=== Fonte ===
● ● ● ●

L’arbëresh di Sicilia

L’arbëresh (in siciliano arbiriscu o erroneamente arbanisi, ndrev) è una lingua che in Sicilia si parla solo in tre paesi: Piana degli Albanesi e Santa Cristina Gela, a circa 20 km da Palermo (l’autore parla la varietà di Santa Cristina, ndrev), e a Contessa Entellina, a 40 km da Palermo. Nel sud Italia l’arbëresh si parla in 49 comuni. Le varietà di Piana degli Albanesi e Santa Cristina Gela sono ampiamente comprensibili reciprocamente, con minime (ma notevoli) differenze morfologiche e lessicali, vista la fondazione di Santa Cristina a opera di famiglie provenienti da Piana 300 anni fa. Al contrario la varietà di Contessa Entellina mostra maggiori differenze e una presunta minore intelligibilità.


Mappa: i paesi arbëreshë in Italia e i paesi arvanitici nella Grecia da dove sono arrivati i primi arbëreshe (mappa di Franc Jakova)

L’arbëresh discende dalla parlata albanese medievale delle popolazioni della regione del Peloponneso, in Grecia, che migrarono in quella che oggi è l’Italia nel XV secolo.

● ● ● ●

=== Raccolta dei record ===

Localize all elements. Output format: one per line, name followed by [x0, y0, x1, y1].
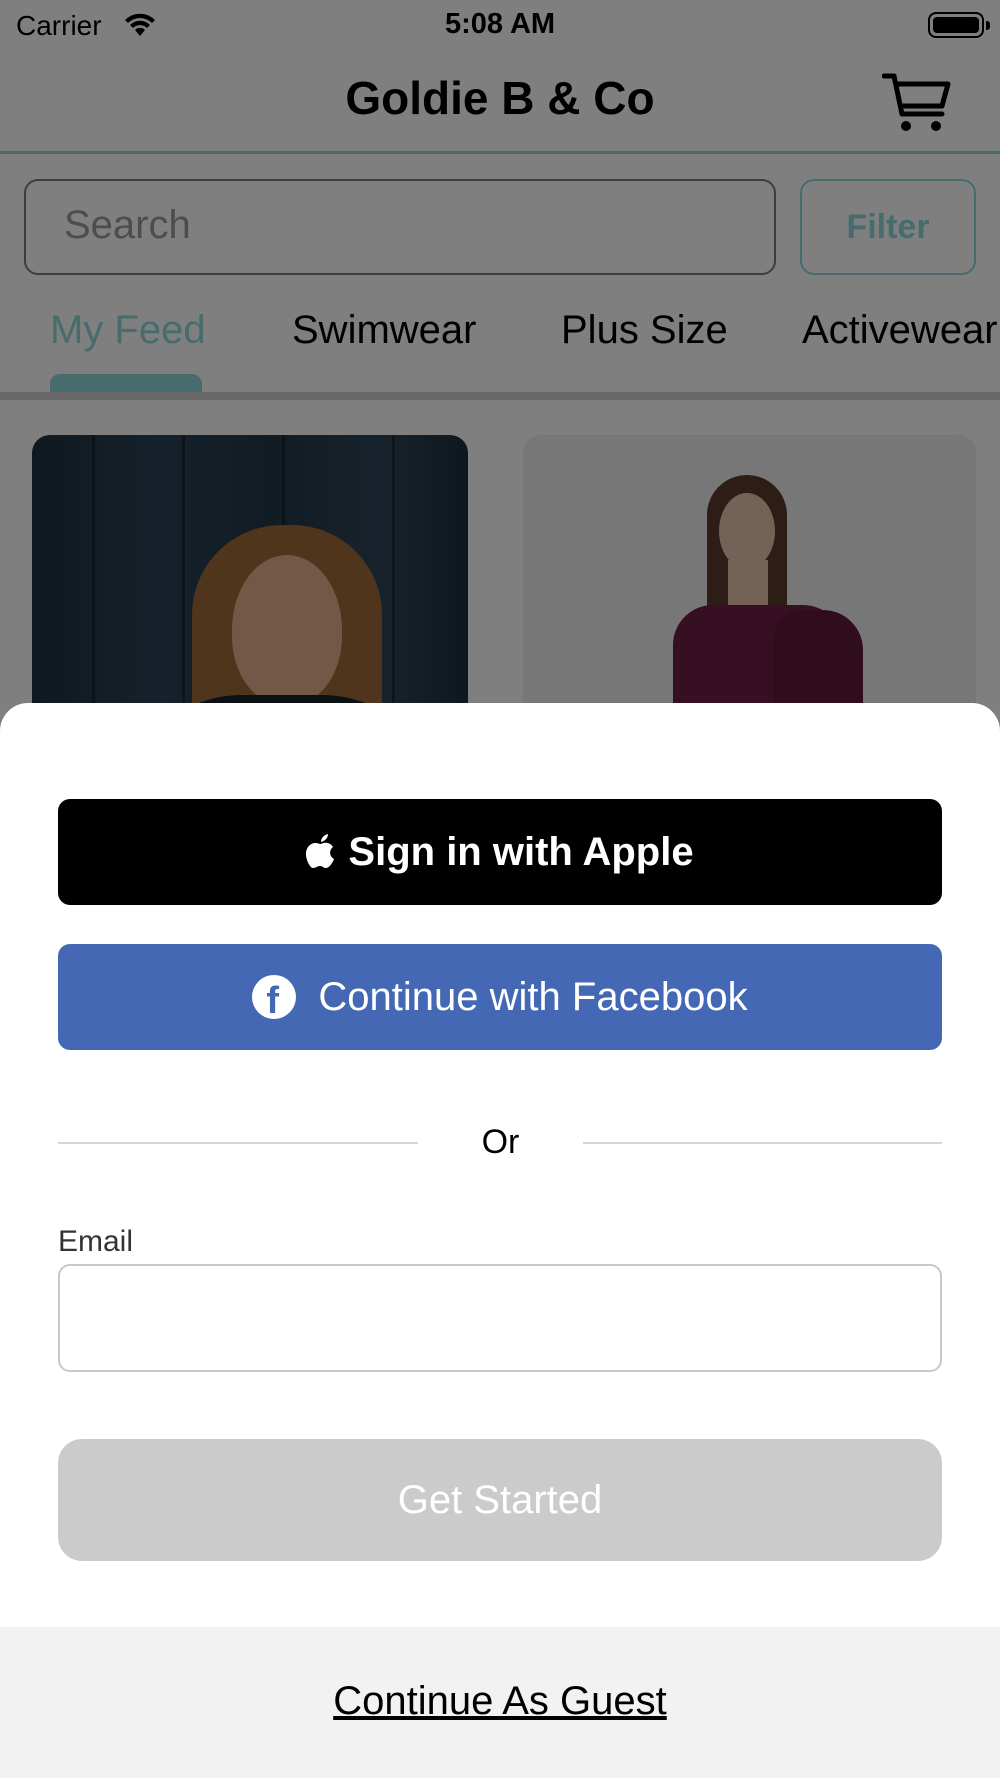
email-label: Email	[58, 1225, 134, 1258]
continue-with-facebook-button[interactable]: f Continue with Facebook	[58, 944, 942, 1050]
apple-button-label: Sign in with Apple	[348, 829, 694, 874]
continue-as-guest-link[interactable]: Continue As Guest	[0, 1679, 1000, 1724]
divider-line	[583, 1142, 942, 1144]
facebook-logo-icon: f	[252, 975, 297, 1020]
get-started-button[interactable]: Get Started	[58, 1439, 942, 1561]
sign-in-with-apple-button[interactable]: Sign in with Apple	[58, 799, 942, 905]
sign-in-sheet: Sign in with Apple f Continue with Faceb…	[0, 703, 1000, 1778]
divider-line	[58, 1142, 418, 1144]
or-divider: Or	[58, 1119, 942, 1165]
apple-logo-icon	[306, 834, 335, 868]
facebook-button-label: Continue with Facebook	[318, 974, 748, 1019]
divider-text: Or	[481, 1123, 520, 1161]
email-field[interactable]	[58, 1264, 942, 1372]
guest-bar: Continue As Guest	[0, 1627, 1000, 1778]
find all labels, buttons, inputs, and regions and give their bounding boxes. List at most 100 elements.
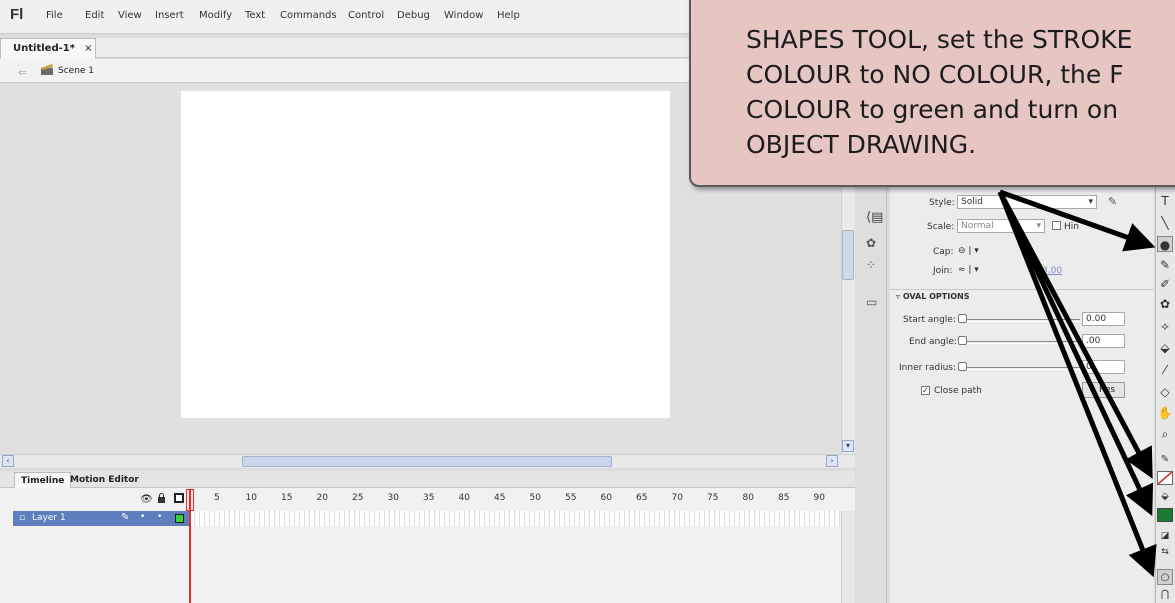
menu-modify[interactable]: Modify	[199, 10, 232, 21]
chevron-down-icon: ▾	[1088, 197, 1093, 207]
app-logo: Fl	[10, 6, 24, 23]
playhead[interactable]	[189, 489, 191, 603]
line-tool-icon[interactable]: ╲	[1157, 215, 1173, 231]
miter-value[interactable]: 3.00	[1042, 266, 1062, 276]
lock-icon[interactable]	[157, 493, 166, 503]
eraser-icon[interactable]: ◇	[1157, 384, 1173, 400]
frame-number: 80	[742, 493, 754, 503]
end-angle-slider[interactable]	[960, 341, 1080, 344]
layer-row[interactable]: ▫ Layer 1 ✎ • •	[13, 511, 190, 526]
bone-tool-icon[interactable]: ⟡	[1157, 318, 1173, 334]
horizontal-scroll-thumb[interactable]	[242, 456, 612, 467]
frame-number: 35	[423, 493, 435, 503]
edit-stroke-style-icon[interactable]: ✎	[1108, 195, 1117, 208]
menu-view[interactable]: View	[118, 10, 142, 21]
zoom-tool-icon[interactable]: ⌕	[1157, 426, 1173, 442]
chevron-down-icon: ▾	[1036, 221, 1041, 231]
pencil-tool-icon[interactable]: ✎	[1157, 257, 1173, 273]
menu-insert[interactable]: Insert	[155, 10, 184, 21]
snap-magnet-icon[interactable]: ⋂	[1157, 587, 1173, 603]
visibility-dot[interactable]: •	[140, 512, 145, 522]
frame-number: 60	[600, 493, 612, 503]
scene-label[interactable]: Scene 1	[58, 66, 94, 76]
fill-color-icon[interactable]: ⬙	[1157, 489, 1173, 505]
tab-motion-editor[interactable]: Motion Editor	[64, 472, 145, 488]
stroke-no-color-swatch[interactable]	[1157, 471, 1173, 485]
frame-number: 5	[214, 493, 220, 503]
style-select[interactable]: Solid ▾	[957, 195, 1097, 209]
frame-cells[interactable]	[190, 511, 840, 526]
fill-color-swatch[interactable]	[1157, 508, 1173, 522]
stage-canvas[interactable]	[181, 91, 670, 418]
scroll-left-icon[interactable]: ‹	[2, 455, 14, 467]
frame-number: 90	[813, 493, 825, 503]
menu-window[interactable]: Window	[444, 10, 483, 21]
style-label: Style:	[929, 198, 955, 208]
eye-icon[interactable]: 👁	[140, 494, 153, 505]
start-angle-knob[interactable]	[958, 314, 967, 323]
reset-button[interactable]: Res	[1082, 382, 1125, 398]
menu-control[interactable]: Control	[348, 10, 384, 21]
frame-number: 85	[778, 493, 790, 503]
tab-timeline[interactable]: Timeline	[14, 472, 72, 488]
document-tab[interactable]: Untitled-1* ×	[0, 38, 96, 59]
scale-value: Normal	[961, 221, 994, 231]
end-angle-input[interactable]: .00	[1082, 334, 1125, 348]
timeline-vscroll[interactable]	[841, 511, 855, 603]
lock-dot[interactable]: •	[157, 512, 162, 522]
swap-colors-icon[interactable]: ⇆	[1157, 544, 1173, 560]
color-icon[interactable]: ⁘	[866, 258, 876, 272]
menu-edit[interactable]: Edit	[85, 10, 104, 21]
align-icon[interactable]: ⟨▤	[866, 210, 883, 225]
document-tab-label: Untitled-1*	[13, 43, 75, 54]
frame-number: 10	[245, 493, 257, 503]
library-icon[interactable]: ▭	[866, 295, 877, 309]
vertical-scroll-thumb[interactable]	[842, 230, 854, 280]
layer-color-icon[interactable]	[175, 514, 184, 523]
stroke-color-icon[interactable]: ✎	[1157, 452, 1173, 468]
close-icon[interactable]: ×	[84, 43, 92, 54]
frame-number: 50	[529, 493, 541, 503]
start-angle-input[interactable]: 0.00	[1082, 312, 1125, 326]
menu-help[interactable]: Help	[497, 10, 520, 21]
brush-tool-icon[interactable]: ✐	[1157, 276, 1173, 292]
instruction-callout: SHAPES TOOL, set the STROKE COLOUR to NO…	[689, 0, 1175, 187]
join-select[interactable]: ≈ | ▾	[958, 265, 979, 275]
scroll-down-icon[interactable]: ▾	[842, 440, 854, 452]
oval-tool-icon[interactable]: ●	[1157, 236, 1173, 252]
hinting-label: Hin	[1064, 222, 1079, 232]
frame-number: 45	[494, 493, 506, 503]
close-path-checkbox[interactable]: ✓	[921, 386, 930, 395]
outline-icon[interactable]	[174, 493, 184, 503]
eyedropper-icon[interactable]: ⁄	[1157, 362, 1173, 378]
oval-options-header[interactable]: ▿ OVAL OPTIONS	[896, 292, 969, 301]
hand-tool-icon[interactable]: ✋	[1157, 405, 1173, 421]
black-white-icon[interactable]: ◪	[1157, 528, 1173, 544]
object-drawing-icon[interactable]: ○	[1157, 569, 1173, 585]
join-label: Join:	[933, 266, 953, 276]
hinting-checkbox[interactable]	[1052, 221, 1061, 230]
menu-debug[interactable]: Debug	[397, 10, 430, 21]
end-angle-knob[interactable]	[958, 336, 967, 345]
paint-bucket-icon[interactable]: ⬙	[1157, 340, 1173, 356]
inner-radius-slider[interactable]	[960, 367, 1080, 370]
collapse-icon: ▿	[896, 292, 903, 301]
inner-radius-input[interactable]: 0.	[1082, 360, 1125, 374]
text-tool-icon[interactable]: T	[1157, 193, 1173, 209]
start-angle-label: Start angle:	[903, 315, 956, 325]
inner-radius-knob[interactable]	[958, 362, 967, 371]
scale-select[interactable]: Normal ▾	[957, 219, 1045, 233]
back-arrow-icon[interactable]: ⇐	[18, 66, 27, 79]
cap-select[interactable]: ⊖ | ▾	[958, 246, 979, 256]
swatches-icon[interactable]: ✿	[866, 236, 876, 250]
oval-options-label: OVAL OPTIONS	[902, 292, 970, 301]
start-angle-slider[interactable]	[960, 319, 1080, 322]
menu-commands[interactable]: Commands	[280, 10, 337, 21]
deco-tool-icon[interactable]: ✿	[1157, 296, 1173, 312]
menu-text[interactable]: Text	[245, 10, 265, 21]
menu-file[interactable]: File	[46, 10, 63, 21]
layer-name[interactable]: Layer 1	[32, 513, 66, 523]
frame-number: 40	[458, 493, 470, 503]
scroll-right-icon[interactable]: ›	[826, 455, 838, 467]
end-angle-label: End angle:	[909, 337, 957, 347]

● ● ● ●

=== Richieste ===
a) Secondo il testo sull'arbëresh di Sicilia, perché le varietà di Piana degli Albanesi e di Santa Cristina Gela sono ampiamente comprensibili reciprocamente? Rispondi in una o due frasi.
b) Sostituisci "paesi" con "centri" nel passo del testo sull'arbëresh di Sicilia da "L’arbëresh (in siciliano" a "di Franc Jakova)", riscrivendolo per intero.
c) Traduci in inglese questa frase del testo sull'arbëresh di Sicilia: "L’arbëresh discende dalla parlata albanese medievale delle popolazioni della regione del Peloponneso, in Grecia, che migrarono in quella che oggi è l’Italia nel XV secolo."

=== Risposte ai compiti ===
a) Le due varietà sono ampiamente comprensibili reciprocamente perché Santa Cristina Gela fu fondata 300 anni fa da famiglie provenienti da Piana.

b)
L’arbëresh (in siciliano arbiriscu o erroneamente arbanisi, ndrev) è una lingua che in Sicilia si parla solo in tre centri: Piana degli Albanesi e Santa Cristina Gela, a circa 20 km da Palermo (l’autore parla la varietà di Santa Cristina, ndrev), e a Contessa Entellina, a 40 km da Palermo. Nel sud Italia l’arbëresh si parla in 49 comuni. Le varietà di Piana degli Albanesi e Santa Cristina Gela sono ampiamente comprensibili reciprocamente, con minime (ma notevoli) differenze morfologiche e lessicali, vista la fondazione di Santa Cristina a opera di famiglie provenienti da Piana 300 anni fa. Al contrario la varietà di Contessa Entellina mostra maggiori differenze e una presunta minore intelligibilità.


Mappa: i centri arbëreshë in Italia e i centri arvanitici nella Grecia da dove sono arrivati i primi arbëreshe (mappa di Franc Jakova)

c) Arbëresh descends from the medieval Albanian speech of the populations of the Peloponnese region, in Greece, who migrated in the 15th century to what is today Italy.